### ТЕКСТ:
§ §

Это вступление (гл. 1) требует комментария. Здесь использован ряд фольклорных мотивов. Имя берсерка — воина, который в бою приходил в неистовство, рычал и выл, кусая край щита, — Бьёрн, что значит «медведь». Поединок с ним, возможно, восходит к теме борьбы с чудовищем из-за женщины. Значимо и имя раба: Коль — «черный, как уголь», и исследователи предполагают, что здесь Коль выступает как «реалистический субститут» карлика-альва, совмещающего в себе качества кузнеца (волшебная профессия!) и мага. Рабы в древнеисландской литературе нередко обладают свойствами карликов, колдунов, внушавших смешанное чувство страха и презрения. Недаром меч Коля обладает волшебным свойством: умерщвляя врага, он вместе с тем ломается, если будет применен против его обладателя. К фольклорным темам относится и то, что в схватке из-за чудесного оружия погибают оба — и Гисли, и Коль. Имя героя, убившего берсерка, Гисли, будет затем дано сыну его младшего брата, унаследовавшего имущество отца и братьев после их гибели; этот-то второй Гисли и является главным героем саги. С именем покойного родича переходят и его качества.
Таким образом, во вступительной части саги фольклорные мотивы использованы очень интенсивно. Но, включенные в сагу, они отчасти переосмысляются в соответствии с поэтикой, присущей этому жанру. Чудовище превращено в воина; карлик, выковавший волшебное оружие, — в раба; все события происходят в конкретной местности и в исторически определенное время. Сагу и открывает сообщение: «Начинается эта сага с того, что правил Норвегией конунг Хакон Воспитанник Адальстейна, и было это на склоне его дней». Сказка превращена в сагу; фантастическое, не будучи полностью и до конца преобразовано в реальное, тем не менее по возможности приближено к нему.
Однако наряду с реальным планом во введении к саге явственно слышны и мифологические мотивы. Герой, погибающий в бою со сверхъестественным врагом, напоминает и Беовульфа, и Тора, который умерщвляет Мирового змея.
Меч Серый Клинок затем (в гл. 11) вновь появляется в саге: его обломки перековывают в наконечник копья, на котором насечены тайные знаки — видимо, магические боевые руны. Это копье сыграет роковую роль в центральном конфликте. Но копье Серый Клинок фигурирует в исландской литературе как вполне реальный предмет: оно упоминается в «Саге о Стурлунгах» в качестве оружия, которым было совершено убийство в 1221 г., т. е. три века спустя после событий, описываемых «Сагой о Гисли». А. Холтсмарк поэтому предполагает, что первая глава «Саги о Гисли» должна была объяснить происхождение этого копья. Вымысел, сказка, миф и реальность исландской жизни здесь максимально сближены. Не проливает ли этот отрывок из саги свет на механизм функционирования «эпического реализма», не различавшего историю и поэзию, истину и фантазию?

§ §

### ЗАДАНИЕ 1:
Выпишите без изменений строки записей, начиная с самой первой и заканчивая строкой, в которой есть «inflow-bar[interactable] bbox=[703, 197, 706, 253]», включая обе границы.

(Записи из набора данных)
§ §

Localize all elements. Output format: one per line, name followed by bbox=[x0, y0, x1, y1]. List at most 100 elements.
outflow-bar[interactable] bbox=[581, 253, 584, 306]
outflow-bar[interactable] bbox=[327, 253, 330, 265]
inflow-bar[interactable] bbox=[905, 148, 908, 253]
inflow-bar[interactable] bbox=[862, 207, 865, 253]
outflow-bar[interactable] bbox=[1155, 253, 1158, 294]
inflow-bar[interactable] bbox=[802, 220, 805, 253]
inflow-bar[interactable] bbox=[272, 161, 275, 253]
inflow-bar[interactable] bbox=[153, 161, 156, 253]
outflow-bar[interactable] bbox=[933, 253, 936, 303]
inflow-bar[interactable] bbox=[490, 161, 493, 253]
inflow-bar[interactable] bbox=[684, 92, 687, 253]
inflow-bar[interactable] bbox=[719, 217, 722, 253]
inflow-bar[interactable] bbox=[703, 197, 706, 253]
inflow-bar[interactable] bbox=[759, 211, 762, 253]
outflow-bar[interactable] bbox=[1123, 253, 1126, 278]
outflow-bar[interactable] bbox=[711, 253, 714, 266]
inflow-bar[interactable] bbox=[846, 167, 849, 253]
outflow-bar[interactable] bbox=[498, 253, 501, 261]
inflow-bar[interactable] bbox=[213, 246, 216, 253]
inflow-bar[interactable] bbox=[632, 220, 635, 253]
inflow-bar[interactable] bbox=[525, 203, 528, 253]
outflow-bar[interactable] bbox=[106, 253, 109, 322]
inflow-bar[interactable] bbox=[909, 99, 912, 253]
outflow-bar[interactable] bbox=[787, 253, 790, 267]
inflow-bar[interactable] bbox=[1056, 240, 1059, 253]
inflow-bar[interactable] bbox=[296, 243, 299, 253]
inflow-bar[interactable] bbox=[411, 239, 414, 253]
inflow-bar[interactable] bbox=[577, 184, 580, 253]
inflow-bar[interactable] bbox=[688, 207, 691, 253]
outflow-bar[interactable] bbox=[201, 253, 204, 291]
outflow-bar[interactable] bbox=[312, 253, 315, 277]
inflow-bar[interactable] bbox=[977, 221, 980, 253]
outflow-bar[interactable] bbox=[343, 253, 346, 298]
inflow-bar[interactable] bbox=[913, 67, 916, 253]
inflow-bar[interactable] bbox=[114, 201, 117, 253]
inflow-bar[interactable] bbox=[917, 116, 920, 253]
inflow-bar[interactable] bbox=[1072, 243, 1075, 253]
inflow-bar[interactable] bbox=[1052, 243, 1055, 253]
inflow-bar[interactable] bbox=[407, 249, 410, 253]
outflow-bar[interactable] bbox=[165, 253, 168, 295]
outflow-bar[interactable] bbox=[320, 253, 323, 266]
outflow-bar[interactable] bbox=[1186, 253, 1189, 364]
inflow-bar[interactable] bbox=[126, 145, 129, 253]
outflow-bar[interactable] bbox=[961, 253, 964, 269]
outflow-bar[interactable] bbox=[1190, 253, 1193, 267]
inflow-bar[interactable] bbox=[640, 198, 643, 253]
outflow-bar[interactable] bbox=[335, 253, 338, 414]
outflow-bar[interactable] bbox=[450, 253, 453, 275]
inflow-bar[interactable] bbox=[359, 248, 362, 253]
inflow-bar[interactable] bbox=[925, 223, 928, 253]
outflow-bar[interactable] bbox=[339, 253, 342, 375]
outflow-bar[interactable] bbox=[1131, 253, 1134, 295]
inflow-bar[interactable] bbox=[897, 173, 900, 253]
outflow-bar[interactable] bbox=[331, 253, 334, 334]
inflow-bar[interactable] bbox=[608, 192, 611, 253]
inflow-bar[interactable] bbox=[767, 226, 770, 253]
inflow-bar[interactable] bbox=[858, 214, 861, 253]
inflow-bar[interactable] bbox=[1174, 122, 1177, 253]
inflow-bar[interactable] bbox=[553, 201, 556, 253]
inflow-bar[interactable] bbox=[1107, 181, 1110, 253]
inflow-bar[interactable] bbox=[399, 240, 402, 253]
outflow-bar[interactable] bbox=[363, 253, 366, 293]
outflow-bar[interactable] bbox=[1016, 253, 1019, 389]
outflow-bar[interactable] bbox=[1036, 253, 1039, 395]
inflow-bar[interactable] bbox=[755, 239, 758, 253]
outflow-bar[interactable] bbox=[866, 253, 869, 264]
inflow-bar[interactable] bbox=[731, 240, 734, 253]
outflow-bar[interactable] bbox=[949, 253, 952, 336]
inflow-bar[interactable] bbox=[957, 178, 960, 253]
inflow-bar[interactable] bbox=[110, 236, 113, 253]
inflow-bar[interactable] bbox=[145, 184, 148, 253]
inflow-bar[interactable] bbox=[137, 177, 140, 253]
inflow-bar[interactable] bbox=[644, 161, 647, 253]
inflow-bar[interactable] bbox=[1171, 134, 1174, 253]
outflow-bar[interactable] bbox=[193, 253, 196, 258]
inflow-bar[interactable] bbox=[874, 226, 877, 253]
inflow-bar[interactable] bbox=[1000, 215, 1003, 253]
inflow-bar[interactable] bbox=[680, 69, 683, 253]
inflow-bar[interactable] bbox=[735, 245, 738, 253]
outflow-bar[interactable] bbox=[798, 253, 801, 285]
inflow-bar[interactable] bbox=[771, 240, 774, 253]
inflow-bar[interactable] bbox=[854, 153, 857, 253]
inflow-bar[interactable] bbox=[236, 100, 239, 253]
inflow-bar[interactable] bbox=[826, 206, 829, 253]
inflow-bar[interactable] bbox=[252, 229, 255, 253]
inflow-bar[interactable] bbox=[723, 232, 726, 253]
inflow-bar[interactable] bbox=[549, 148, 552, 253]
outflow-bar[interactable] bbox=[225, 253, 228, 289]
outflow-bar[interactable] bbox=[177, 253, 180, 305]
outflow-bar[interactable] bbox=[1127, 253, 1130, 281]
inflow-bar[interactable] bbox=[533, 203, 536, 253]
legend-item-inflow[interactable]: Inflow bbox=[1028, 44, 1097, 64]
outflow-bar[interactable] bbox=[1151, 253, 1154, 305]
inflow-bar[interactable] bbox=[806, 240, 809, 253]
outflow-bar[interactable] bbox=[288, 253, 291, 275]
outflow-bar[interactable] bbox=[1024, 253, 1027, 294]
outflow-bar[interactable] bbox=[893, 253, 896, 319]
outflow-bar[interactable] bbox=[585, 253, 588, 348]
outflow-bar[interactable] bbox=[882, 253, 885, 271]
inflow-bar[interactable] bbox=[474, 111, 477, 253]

§ §

### ЗАДАНИЕ 2:
Приведите дословно отрывок из текста о «Саге о Гисли»: он начинается словами «Однако наряду с» и заканчивается словами «умерщвляет Мирового змея.», обе границы включительно.

### РЕЗУЛЬТАТ ВЫПОЛНЕНИЯ 1:
Localize all elements. Output format: one per line, name followed by bbox=[x0, y0, x1, y1]. List at most 100 elements.
outflow-bar[interactable] bbox=[581, 253, 584, 306]
outflow-bar[interactable] bbox=[327, 253, 330, 265]
inflow-bar[interactable] bbox=[905, 148, 908, 253]
inflow-bar[interactable] bbox=[862, 207, 865, 253]
outflow-bar[interactable] bbox=[1155, 253, 1158, 294]
inflow-bar[interactable] bbox=[802, 220, 805, 253]
inflow-bar[interactable] bbox=[272, 161, 275, 253]
inflow-bar[interactable] bbox=[153, 161, 156, 253]
outflow-bar[interactable] bbox=[933, 253, 936, 303]
inflow-bar[interactable] bbox=[490, 161, 493, 253]
inflow-bar[interactable] bbox=[684, 92, 687, 253]
inflow-bar[interactable] bbox=[719, 217, 722, 253]
inflow-bar[interactable] bbox=[703, 197, 706, 253]

### РЕЗУЛЬТАТ ВЫПОЛНЕНИЯ 2:
Однако наряду с реальным планом во введении к саге явственно слышны и мифологические мотивы. Герой, погибающий в бою со сверхъестественным врагом, напоминает и Беовульфа, и Тора, который умерщвляет Мирового змея.